| RECORDS PROVIDED |
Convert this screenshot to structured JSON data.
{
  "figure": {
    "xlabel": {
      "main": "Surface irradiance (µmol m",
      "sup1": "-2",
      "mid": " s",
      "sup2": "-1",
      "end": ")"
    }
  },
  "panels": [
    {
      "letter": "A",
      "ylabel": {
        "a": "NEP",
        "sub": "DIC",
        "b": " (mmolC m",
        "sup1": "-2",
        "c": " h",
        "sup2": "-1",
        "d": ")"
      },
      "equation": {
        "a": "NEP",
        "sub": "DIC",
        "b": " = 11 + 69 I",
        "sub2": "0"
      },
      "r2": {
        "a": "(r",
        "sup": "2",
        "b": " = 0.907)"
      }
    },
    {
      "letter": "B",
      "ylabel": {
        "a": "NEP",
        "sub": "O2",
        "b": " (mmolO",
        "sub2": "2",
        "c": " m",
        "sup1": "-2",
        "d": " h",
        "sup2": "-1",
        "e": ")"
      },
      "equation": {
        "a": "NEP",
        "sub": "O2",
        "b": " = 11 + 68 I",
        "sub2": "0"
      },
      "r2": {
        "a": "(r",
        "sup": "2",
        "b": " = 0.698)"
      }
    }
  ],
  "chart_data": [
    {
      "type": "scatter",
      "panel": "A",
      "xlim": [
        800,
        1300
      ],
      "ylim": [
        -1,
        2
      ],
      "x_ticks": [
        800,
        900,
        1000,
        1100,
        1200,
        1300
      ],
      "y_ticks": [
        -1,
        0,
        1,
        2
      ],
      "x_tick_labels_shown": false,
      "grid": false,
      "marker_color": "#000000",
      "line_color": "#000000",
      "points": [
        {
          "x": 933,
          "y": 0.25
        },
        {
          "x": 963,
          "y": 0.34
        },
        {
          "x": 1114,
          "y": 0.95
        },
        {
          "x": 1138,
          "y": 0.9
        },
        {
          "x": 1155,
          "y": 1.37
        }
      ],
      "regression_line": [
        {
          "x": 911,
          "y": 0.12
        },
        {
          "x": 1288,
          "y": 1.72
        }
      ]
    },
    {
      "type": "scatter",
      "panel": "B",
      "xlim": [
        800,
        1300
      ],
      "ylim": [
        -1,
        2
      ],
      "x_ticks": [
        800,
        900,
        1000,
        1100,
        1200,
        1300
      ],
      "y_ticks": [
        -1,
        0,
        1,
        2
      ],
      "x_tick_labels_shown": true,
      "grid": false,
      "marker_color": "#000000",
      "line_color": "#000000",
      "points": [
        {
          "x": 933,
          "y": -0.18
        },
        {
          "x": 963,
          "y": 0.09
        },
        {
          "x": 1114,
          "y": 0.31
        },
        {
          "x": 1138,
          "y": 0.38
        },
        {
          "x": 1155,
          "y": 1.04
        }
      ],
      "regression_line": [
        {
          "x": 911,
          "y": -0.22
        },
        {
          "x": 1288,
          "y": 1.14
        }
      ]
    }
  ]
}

| PROBLEM DESCRIPTION |
Using the data above, return each line exactly as written.

| SOLUTION FOR THIS PROBLEM |
Convert this screenshot to structured JSON data.
{
  "figure": {
    "xlabel": {
      "main": "Surface irradiance (µmol m",
      "sup1": "-2",
      "mid": " s",
      "sup2": "-1",
      "end": ")"
    }
  },
  "panels": [
    {
      "letter": "A",
      "ylabel": {
        "a": "NEP",
        "sub": "DIC",
        "b": " (mmolC m",
        "sup1": "-2",
        "c": " h",
        "sup2": "-1",
        "d": ")"
      },
      "equation": {
        "a": "NEP",
        "sub": "DIC",
        "b": " = 11 + 69 I",
        "sub2": "0"
      },
      "r2": {
        "a": "(r",
        "sup": "2",
        "b": " = 0.907)"
      }
    },
    {
      "letter": "B",
      "ylabel": {
        "a": "NEP",
        "sub": "O2",
        "b": " (mmolO",
        "sub2": "2",
        "c": " m",
        "sup1": "-2",
        "d": " h",
        "sup2": "-1",
        "e": ")"
      },
      "equation": {
        "a": "NEP",
        "sub": "O2",
        "b": " = 11 + 68 I",
        "sub2": "0"
      },
      "r2": {
        "a": "(r",
        "sup": "2",
        "b": " = 0.698)"
      }
    }
  ],
  "chart_data": [
    {
      "type": "scatter",
      "panel": "A",
      "xlim": [
        800,
        1300
      ],
      "ylim": [
        -1,
        2
      ],
      "x_ticks": [
        800,
        900,
        1000,
        1100,
        1200,
        1300
      ],
      "y_ticks": [
        -1,
        0,
        1,
        2
      ],
      "x_tick_labels_shown": false,
      "grid": false,
      "marker_color": "#000000",
      "line_color": "#000000",
      "points": [
        {
          "x": 933,
          "y": 0.25
        },
        {
          "x": 963,
          "y": 0.34
        },
        {
          "x": 1114,
          "y": 0.95
        },
        {
          "x": 1138,
          "y": 0.9
        },
        {
          "x": 1155,
          "y": 1.37
        }
      ],
      "regression_line": [
        {
          "x": 911,
          "y": 0.12
        },
        {
          "x": 1288,
          "y": 1.72
        }
      ]
    },
    {
      "type": "scatter",
      "panel": "B",
      "xlim": [
        800,
        1300
      ],
      "ylim": [
        -1,
        2
      ],
      "x_ticks": [
        800,
        900,
        1000,
        1100,
        1200,
        1300
      ],
      "y_ticks": [
        -1,
        0,
        1,
        2
      ],
      "x_tick_labels_shown": true,
      "grid": false,
      "marker_color": "#000000",
      "line_color": "#000000",
      "points": [
        {
          "x": 933,
          "y": -0.18
        },
        {
          "x": 963,
          "y": 0.09
        },
        {
          "x": 1114,
          "y": 0.31
        },
        {
          "x": 1138,
          "y": 0.38
        },
        {
          "x": 1155,
          "y": 1.04
        }
      ],
      "regression_line": [
        {
          "x": 911,
          "y": -0.22
        },
        {
          "x": 1288,
          "y": 1.14
        }
      ]
    }
  ]
}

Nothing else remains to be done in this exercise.